What the task requires →
Write each entry out again exactly as it was given.

Listed entries →
☆ ☆ ☆ ☆ ☆

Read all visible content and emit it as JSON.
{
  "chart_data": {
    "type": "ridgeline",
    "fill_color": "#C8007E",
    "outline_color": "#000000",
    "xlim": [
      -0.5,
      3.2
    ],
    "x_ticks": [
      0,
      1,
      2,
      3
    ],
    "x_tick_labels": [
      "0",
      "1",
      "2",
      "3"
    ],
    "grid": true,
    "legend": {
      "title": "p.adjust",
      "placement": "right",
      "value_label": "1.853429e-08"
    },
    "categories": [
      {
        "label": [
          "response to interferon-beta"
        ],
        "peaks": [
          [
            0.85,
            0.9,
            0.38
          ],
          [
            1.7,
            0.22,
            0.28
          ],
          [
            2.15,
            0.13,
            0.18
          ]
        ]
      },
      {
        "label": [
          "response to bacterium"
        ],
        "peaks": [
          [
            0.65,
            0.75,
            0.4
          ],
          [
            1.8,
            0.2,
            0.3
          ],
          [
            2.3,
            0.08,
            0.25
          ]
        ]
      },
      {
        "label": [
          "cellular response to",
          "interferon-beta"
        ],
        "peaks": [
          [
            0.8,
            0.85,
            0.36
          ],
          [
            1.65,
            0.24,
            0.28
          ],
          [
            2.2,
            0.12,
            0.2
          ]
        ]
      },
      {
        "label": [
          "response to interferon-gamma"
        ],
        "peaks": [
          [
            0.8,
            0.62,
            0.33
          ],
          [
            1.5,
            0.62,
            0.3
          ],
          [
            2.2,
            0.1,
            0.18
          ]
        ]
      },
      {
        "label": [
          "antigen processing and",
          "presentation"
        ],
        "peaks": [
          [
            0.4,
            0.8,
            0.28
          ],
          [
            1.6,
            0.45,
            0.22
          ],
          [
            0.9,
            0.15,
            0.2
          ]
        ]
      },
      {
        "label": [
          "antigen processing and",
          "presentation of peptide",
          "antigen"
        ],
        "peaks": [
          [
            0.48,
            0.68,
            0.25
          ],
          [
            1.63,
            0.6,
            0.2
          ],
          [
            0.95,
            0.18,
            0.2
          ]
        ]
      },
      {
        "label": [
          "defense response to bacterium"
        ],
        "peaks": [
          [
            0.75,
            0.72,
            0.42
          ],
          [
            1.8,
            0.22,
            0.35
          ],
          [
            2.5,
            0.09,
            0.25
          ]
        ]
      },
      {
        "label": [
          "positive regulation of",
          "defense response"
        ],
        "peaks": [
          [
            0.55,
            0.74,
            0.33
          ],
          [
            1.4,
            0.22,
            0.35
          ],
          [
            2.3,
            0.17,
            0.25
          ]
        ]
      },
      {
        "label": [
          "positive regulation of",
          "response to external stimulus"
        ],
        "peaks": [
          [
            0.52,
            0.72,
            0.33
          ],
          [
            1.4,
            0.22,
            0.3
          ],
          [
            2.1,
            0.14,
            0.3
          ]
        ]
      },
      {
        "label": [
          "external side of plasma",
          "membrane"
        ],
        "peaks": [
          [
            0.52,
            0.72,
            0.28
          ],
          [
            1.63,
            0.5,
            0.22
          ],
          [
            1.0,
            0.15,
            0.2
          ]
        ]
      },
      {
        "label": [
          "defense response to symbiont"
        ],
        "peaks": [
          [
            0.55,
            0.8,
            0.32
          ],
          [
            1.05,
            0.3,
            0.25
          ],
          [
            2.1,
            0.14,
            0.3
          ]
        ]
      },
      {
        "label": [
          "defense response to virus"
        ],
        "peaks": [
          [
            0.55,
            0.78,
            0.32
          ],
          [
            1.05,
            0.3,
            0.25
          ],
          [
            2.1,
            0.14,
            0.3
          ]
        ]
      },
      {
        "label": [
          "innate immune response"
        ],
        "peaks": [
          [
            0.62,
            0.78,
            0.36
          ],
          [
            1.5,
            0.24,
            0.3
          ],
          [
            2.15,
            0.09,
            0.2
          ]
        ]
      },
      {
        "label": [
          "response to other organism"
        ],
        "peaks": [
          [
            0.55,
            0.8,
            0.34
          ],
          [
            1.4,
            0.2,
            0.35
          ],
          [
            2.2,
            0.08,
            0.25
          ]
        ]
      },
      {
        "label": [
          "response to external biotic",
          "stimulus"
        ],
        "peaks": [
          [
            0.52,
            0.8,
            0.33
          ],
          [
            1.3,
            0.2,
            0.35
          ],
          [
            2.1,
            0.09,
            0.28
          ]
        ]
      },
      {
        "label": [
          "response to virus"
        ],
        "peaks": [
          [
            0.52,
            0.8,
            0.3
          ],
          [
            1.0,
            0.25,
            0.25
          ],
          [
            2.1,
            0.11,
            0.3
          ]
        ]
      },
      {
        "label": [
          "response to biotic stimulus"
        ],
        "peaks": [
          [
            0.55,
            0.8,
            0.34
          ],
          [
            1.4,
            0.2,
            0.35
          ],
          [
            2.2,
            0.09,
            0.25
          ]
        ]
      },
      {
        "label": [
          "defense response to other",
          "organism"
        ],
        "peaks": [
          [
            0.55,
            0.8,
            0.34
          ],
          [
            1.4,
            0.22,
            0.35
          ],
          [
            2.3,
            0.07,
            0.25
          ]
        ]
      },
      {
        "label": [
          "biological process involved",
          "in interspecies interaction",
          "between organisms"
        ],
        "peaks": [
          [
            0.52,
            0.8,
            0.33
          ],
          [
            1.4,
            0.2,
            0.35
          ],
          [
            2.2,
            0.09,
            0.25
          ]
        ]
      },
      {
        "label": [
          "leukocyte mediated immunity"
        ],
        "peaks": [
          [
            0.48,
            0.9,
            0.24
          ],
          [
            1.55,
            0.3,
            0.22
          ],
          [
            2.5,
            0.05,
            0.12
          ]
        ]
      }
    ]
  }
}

☆ ☆ ☆ ☆ ☆

Task answer →
Read all visible content and emit it as JSON.
{
  "chart_data": {
    "type": "ridgeline",
    "fill_color": "#C8007E",
    "outline_color": "#000000",
    "xlim": [
      -0.5,
      3.2
    ],
    "x_ticks": [
      0,
      1,
      2,
      3
    ],
    "x_tick_labels": [
      "0",
      "1",
      "2",
      "3"
    ],
    "grid": true,
    "legend": {
      "title": "p.adjust",
      "placement": "right",
      "value_label": "1.853429e-08"
    },
    "categories": [
      {
        "label": [
          "response to interferon-beta"
        ],
        "peaks": [
          [
            0.85,
            0.9,
            0.38
          ],
          [
            1.7,
            0.22,
            0.28
          ],
          [
            2.15,
            0.13,
            0.18
          ]
        ]
      },
      {
        "label": [
          "response to bacterium"
        ],
        "peaks": [
          [
            0.65,
            0.75,
            0.4
          ],
          [
            1.8,
            0.2,
            0.3
          ],
          [
            2.3,
            0.08,
            0.25
          ]
        ]
      },
      {
        "label": [
          "cellular response to",
          "interferon-beta"
        ],
        "peaks": [
          [
            0.8,
            0.85,
            0.36
          ],
          [
            1.65,
            0.24,
            0.28
          ],
          [
            2.2,
            0.12,
            0.2
          ]
        ]
      },
      {
        "label": [
          "response to interferon-gamma"
        ],
        "peaks": [
          [
            0.8,
            0.62,
            0.33
          ],
          [
            1.5,
            0.62,
            0.3
          ],
          [
            2.2,
            0.1,
            0.18
          ]
        ]
      },
      {
        "label": [
          "antigen processing and",
          "presentation"
        ],
        "peaks": [
          [
            0.4,
            0.8,
            0.28
          ],
          [
            1.6,
            0.45,
            0.22
          ],
          [
            0.9,
            0.15,
            0.2
          ]
        ]
      },
      {
        "label": [
          "antigen processing and",
          "presentation of peptide",
          "antigen"
        ],
        "peaks": [
          [
            0.48,
            0.68,
            0.25
          ],
          [
            1.63,
            0.6,
            0.2
          ],
          [
            0.95,
            0.18,
            0.2
          ]
        ]
      },
      {
        "label": [
          "defense response to bacterium"
        ],
        "peaks": [
          [
            0.75,
            0.72,
            0.42
          ],
          [
            1.8,
            0.22,
            0.35
          ],
          [
            2.5,
            0.09,
            0.25
          ]
        ]
      },
      {
        "label": [
          "positive regulation of",
          "defense response"
        ],
        "peaks": [
          [
            0.55,
            0.74,
            0.33
          ],
          [
            1.4,
            0.22,
            0.35
          ],
          [
            2.3,
            0.17,
            0.25
          ]
        ]
      },
      {
        "label": [
          "positive regulation of",
          "response to external stimulus"
        ],
        "peaks": [
          [
            0.52,
            0.72,
            0.33
          ],
          [
            1.4,
            0.22,
            0.3
          ],
          [
            2.1,
            0.14,
            0.3
          ]
        ]
      },
      {
        "label": [
          "external side of plasma",
          "membrane"
        ],
        "peaks": [
          [
            0.52,
            0.72,
            0.28
          ],
          [
            1.63,
            0.5,
            0.22
          ],
          [
            1.0,
            0.15,
            0.2
          ]
        ]
      },
      {
        "label": [
          "defense response to symbiont"
        ],
        "peaks": [
          [
            0.55,
            0.8,
            0.32
          ],
          [
            1.05,
            0.3,
            0.25
          ],
          [
            2.1,
            0.14,
            0.3
          ]
        ]
      },
      {
        "label": [
          "defense response to virus"
        ],
        "peaks": [
          [
            0.55,
            0.78,
            0.32
          ],
          [
            1.05,
            0.3,
            0.25
          ],
          [
            2.1,
            0.14,
            0.3
          ]
        ]
      },
      {
        "label": [
          "innate immune response"
        ],
        "peaks": [
          [
            0.62,
            0.78,
            0.36
          ],
          [
            1.5,
            0.24,
            0.3
          ],
          [
            2.15,
            0.09,
            0.2
          ]
        ]
      },
      {
        "label": [
          "response to other organism"
        ],
        "peaks": [
          [
            0.55,
            0.8,
            0.34
          ],
          [
            1.4,
            0.2,
            0.35
          ],
          [
            2.2,
            0.08,
            0.25
          ]
        ]
      },
      {
        "label": [
          "response to external biotic",
          "stimulus"
        ],
        "peaks": [
          [
            0.52,
            0.8,
            0.33
          ],
          [
            1.3,
            0.2,
            0.35
          ],
          [
            2.1,
            0.09,
            0.28
          ]
        ]
      },
      {
        "label": [
          "response to virus"
        ],
        "peaks": [
          [
            0.52,
            0.8,
            0.3
          ],
          [
            1.0,
            0.25,
            0.25
          ],
          [
            2.1,
            0.11,
            0.3
          ]
        ]
      },
      {
        "label": [
          "response to biotic stimulus"
        ],
        "peaks": [
          [
            0.55,
            0.8,
            0.34
          ],
          [
            1.4,
            0.2,
            0.35
          ],
          [
            2.2,
            0.09,
            0.25
          ]
        ]
      },
      {
        "label": [
          "defense response to other",
          "organism"
        ],
        "peaks": [
          [
            0.55,
            0.8,
            0.34
          ],
          [
            1.4,
            0.22,
            0.35
          ],
          [
            2.3,
            0.07,
            0.25
          ]
        ]
      },
      {
        "label": [
          "biological process involved",
          "in interspecies interaction",
          "between organisms"
        ],
        "peaks": [
          [
            0.52,
            0.8,
            0.33
          ],
          [
            1.4,
            0.2,
            0.35
          ],
          [
            2.2,
            0.09,
            0.25
          ]
        ]
      },
      {
        "label": [
          "leukocyte mediated immunity"
        ],
        "peaks": [
          [
            0.48,
            0.9,
            0.24
          ],
          [
            1.55,
            0.3,
            0.22
          ],
          [
            2.5,
            0.05,
            0.12
          ]
        ]
      }
    ]
  }
}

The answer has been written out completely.